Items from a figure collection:

══════════

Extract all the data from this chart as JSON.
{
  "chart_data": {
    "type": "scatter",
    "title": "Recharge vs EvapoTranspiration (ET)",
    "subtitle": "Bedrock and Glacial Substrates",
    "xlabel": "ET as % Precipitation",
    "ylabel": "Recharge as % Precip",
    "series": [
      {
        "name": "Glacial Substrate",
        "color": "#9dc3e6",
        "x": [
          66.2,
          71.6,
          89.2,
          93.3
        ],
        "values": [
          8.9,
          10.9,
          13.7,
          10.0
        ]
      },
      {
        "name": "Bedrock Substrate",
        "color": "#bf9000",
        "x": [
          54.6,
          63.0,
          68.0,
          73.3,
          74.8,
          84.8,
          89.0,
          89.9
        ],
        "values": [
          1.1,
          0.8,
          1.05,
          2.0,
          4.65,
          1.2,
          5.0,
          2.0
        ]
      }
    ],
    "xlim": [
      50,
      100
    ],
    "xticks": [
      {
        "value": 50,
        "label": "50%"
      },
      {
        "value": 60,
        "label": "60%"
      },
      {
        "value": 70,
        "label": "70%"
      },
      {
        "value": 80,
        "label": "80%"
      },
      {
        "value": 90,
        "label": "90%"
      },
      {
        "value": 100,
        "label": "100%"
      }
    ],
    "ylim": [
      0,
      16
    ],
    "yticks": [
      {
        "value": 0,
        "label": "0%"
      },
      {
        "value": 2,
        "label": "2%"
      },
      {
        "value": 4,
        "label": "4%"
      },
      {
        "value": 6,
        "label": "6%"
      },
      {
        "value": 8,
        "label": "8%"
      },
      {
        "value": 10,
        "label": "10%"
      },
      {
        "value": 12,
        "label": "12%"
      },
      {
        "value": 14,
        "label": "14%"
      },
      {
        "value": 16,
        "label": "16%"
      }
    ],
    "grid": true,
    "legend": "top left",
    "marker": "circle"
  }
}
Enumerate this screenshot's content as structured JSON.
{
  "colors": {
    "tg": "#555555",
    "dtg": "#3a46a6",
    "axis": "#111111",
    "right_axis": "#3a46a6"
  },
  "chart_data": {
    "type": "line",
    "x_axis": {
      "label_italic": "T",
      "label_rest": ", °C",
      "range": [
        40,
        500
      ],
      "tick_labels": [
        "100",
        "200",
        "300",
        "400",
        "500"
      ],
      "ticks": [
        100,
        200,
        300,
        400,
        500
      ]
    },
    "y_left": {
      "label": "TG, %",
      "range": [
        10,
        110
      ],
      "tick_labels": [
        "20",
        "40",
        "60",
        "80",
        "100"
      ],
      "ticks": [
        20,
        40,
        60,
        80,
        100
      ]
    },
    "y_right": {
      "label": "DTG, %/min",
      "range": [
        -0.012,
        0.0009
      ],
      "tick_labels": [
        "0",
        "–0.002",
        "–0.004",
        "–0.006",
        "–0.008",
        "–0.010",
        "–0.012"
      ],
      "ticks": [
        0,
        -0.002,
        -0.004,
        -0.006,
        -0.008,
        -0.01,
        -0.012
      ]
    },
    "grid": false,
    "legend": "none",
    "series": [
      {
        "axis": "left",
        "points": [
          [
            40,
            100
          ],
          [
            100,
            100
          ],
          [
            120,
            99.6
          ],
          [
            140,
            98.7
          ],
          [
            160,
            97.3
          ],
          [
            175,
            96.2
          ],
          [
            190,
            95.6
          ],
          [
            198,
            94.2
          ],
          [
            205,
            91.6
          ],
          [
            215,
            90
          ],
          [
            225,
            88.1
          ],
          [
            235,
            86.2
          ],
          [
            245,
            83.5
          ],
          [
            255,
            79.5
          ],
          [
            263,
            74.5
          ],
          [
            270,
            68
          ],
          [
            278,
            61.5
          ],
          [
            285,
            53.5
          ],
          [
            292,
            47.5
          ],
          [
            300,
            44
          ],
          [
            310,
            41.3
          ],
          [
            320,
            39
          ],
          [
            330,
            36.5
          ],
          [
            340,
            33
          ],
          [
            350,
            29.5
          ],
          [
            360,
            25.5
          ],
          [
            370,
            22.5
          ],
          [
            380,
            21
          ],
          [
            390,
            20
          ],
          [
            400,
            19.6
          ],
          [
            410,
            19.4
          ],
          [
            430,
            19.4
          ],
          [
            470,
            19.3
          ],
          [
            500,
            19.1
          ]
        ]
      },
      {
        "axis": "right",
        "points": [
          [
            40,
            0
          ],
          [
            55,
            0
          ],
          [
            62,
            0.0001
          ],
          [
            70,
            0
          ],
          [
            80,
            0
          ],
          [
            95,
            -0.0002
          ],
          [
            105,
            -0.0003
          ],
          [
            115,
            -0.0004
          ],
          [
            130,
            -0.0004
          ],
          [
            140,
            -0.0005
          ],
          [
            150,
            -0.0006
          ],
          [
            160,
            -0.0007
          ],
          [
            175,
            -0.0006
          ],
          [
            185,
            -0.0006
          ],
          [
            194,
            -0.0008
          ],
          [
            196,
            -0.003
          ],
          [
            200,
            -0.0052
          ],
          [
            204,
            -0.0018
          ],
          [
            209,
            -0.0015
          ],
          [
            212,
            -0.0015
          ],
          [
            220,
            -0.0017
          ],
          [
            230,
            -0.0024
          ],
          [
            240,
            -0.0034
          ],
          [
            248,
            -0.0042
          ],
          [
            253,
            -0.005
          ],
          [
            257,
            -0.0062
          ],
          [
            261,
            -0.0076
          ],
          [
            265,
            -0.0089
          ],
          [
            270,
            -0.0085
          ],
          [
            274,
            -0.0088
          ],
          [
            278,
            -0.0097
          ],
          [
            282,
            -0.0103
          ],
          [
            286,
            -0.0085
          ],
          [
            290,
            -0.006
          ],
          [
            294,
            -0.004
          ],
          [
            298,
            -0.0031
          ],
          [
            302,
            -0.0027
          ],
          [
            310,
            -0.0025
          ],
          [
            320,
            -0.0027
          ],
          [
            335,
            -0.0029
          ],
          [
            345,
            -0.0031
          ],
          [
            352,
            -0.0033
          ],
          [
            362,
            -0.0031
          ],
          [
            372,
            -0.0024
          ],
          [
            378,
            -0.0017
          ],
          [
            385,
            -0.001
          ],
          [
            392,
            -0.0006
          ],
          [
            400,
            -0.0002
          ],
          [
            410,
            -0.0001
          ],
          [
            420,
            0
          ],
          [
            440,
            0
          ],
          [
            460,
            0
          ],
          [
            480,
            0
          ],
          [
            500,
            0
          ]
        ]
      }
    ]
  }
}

══════════

Directions. Only the number is wanted: how many lines contain the string "this"?

Exercise response. 2